WORK INSTRUCTIONS. Swap "y-tick-label" for "y-axis-label" throughout the records from the start through the line containing "bar-segment xyxy=(642,471,665,476)", and reproduce those lines with nothing else altered.

(Bounding box annotations)
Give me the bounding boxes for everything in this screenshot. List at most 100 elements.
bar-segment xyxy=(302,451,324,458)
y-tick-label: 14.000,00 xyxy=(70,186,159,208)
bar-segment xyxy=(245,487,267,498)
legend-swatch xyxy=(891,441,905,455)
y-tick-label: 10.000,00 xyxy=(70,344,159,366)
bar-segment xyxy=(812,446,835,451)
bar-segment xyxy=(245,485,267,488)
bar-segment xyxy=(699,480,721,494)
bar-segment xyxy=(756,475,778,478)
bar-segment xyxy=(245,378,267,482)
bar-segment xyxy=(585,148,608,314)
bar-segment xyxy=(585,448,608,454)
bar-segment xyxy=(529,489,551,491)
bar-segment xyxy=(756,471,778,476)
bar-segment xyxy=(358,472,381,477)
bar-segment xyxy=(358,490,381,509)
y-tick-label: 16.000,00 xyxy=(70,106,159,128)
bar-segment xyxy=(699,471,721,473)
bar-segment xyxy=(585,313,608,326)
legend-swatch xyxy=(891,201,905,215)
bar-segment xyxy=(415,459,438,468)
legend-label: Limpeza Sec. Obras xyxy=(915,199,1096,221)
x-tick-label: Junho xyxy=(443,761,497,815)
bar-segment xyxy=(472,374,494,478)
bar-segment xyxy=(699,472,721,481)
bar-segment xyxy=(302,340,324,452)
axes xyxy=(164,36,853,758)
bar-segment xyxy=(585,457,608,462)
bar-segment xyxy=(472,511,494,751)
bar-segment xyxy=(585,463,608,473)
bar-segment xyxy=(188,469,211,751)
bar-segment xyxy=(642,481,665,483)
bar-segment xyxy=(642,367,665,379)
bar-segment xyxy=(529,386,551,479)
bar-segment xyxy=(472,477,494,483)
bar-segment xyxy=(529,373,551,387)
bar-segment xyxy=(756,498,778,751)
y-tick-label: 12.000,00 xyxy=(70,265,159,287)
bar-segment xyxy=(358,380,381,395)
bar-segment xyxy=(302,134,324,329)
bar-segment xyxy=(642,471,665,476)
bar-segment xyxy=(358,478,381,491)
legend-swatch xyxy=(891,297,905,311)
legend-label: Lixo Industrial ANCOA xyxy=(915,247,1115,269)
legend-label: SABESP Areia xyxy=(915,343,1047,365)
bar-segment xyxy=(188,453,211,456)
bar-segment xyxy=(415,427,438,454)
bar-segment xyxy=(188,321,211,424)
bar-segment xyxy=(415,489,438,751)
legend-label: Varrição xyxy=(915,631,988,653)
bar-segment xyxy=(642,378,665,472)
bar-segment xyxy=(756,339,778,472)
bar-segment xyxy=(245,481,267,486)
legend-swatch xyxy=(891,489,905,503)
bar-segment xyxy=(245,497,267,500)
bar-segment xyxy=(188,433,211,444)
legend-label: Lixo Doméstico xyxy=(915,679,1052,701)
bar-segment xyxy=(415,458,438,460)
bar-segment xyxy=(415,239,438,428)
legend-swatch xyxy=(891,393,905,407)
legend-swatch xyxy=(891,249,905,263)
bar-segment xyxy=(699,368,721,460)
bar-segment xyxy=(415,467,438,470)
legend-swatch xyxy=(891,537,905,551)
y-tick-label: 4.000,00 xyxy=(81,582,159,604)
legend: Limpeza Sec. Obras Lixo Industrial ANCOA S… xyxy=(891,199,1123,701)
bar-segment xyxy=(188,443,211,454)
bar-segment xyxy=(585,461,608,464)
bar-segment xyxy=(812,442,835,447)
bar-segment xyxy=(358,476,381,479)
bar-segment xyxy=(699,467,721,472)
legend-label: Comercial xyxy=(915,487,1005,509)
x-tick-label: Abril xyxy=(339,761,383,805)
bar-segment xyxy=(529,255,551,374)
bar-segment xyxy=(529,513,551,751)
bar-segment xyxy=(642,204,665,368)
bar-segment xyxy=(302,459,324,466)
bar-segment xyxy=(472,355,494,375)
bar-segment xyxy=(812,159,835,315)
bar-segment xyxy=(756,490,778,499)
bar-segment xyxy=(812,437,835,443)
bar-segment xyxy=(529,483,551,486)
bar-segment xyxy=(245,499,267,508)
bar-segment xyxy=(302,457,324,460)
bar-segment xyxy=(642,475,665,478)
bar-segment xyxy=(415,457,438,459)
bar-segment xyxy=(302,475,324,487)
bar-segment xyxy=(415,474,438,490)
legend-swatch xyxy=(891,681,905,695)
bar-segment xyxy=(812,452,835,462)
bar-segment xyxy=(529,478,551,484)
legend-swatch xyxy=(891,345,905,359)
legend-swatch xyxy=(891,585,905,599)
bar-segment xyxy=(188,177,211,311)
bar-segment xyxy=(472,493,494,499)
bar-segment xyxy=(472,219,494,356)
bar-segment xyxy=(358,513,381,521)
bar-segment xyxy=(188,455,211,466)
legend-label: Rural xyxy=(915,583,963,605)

RESPONSE BELOW.
Give me the bounding boxes for everything in this screenshot. List at most 100 elements.
bar-segment xyxy=(302,451,324,458)
y-axis-label: 14.000,00 xyxy=(70,186,159,208)
bar-segment xyxy=(245,487,267,498)
legend-swatch xyxy=(891,441,905,455)
y-axis-label: 10.000,00 xyxy=(70,344,159,366)
bar-segment xyxy=(812,446,835,451)
bar-segment xyxy=(245,485,267,488)
bar-segment xyxy=(699,480,721,494)
bar-segment xyxy=(756,475,778,478)
bar-segment xyxy=(245,378,267,482)
bar-segment xyxy=(585,148,608,314)
bar-segment xyxy=(585,448,608,454)
bar-segment xyxy=(529,489,551,491)
bar-segment xyxy=(756,471,778,476)
bar-segment xyxy=(358,472,381,477)
bar-segment xyxy=(358,490,381,509)
y-axis-label: 16.000,00 xyxy=(70,106,159,128)
bar-segment xyxy=(699,471,721,473)
bar-segment xyxy=(585,313,608,326)
legend-swatch xyxy=(891,201,905,215)
bar-segment xyxy=(415,459,438,468)
legend-label: Limpeza Sec. Obras xyxy=(915,199,1096,221)
x-tick-label: Junho xyxy=(443,761,497,815)
bar-segment xyxy=(472,374,494,478)
bar-segment xyxy=(699,472,721,481)
bar-segment xyxy=(302,340,324,452)
axes xyxy=(164,36,853,758)
bar-segment xyxy=(585,457,608,462)
bar-segment xyxy=(472,511,494,751)
bar-segment xyxy=(585,463,608,473)
bar-segment xyxy=(188,469,211,751)
bar-segment xyxy=(642,481,665,483)
bar-segment xyxy=(642,367,665,379)
bar-segment xyxy=(529,386,551,479)
bar-segment xyxy=(472,477,494,483)
bar-segment xyxy=(529,373,551,387)
bar-segment xyxy=(756,498,778,751)
y-axis-label: 12.000,00 xyxy=(70,265,159,287)
bar-segment xyxy=(358,380,381,395)
bar-segment xyxy=(302,134,324,329)
bar-segment xyxy=(642,471,665,476)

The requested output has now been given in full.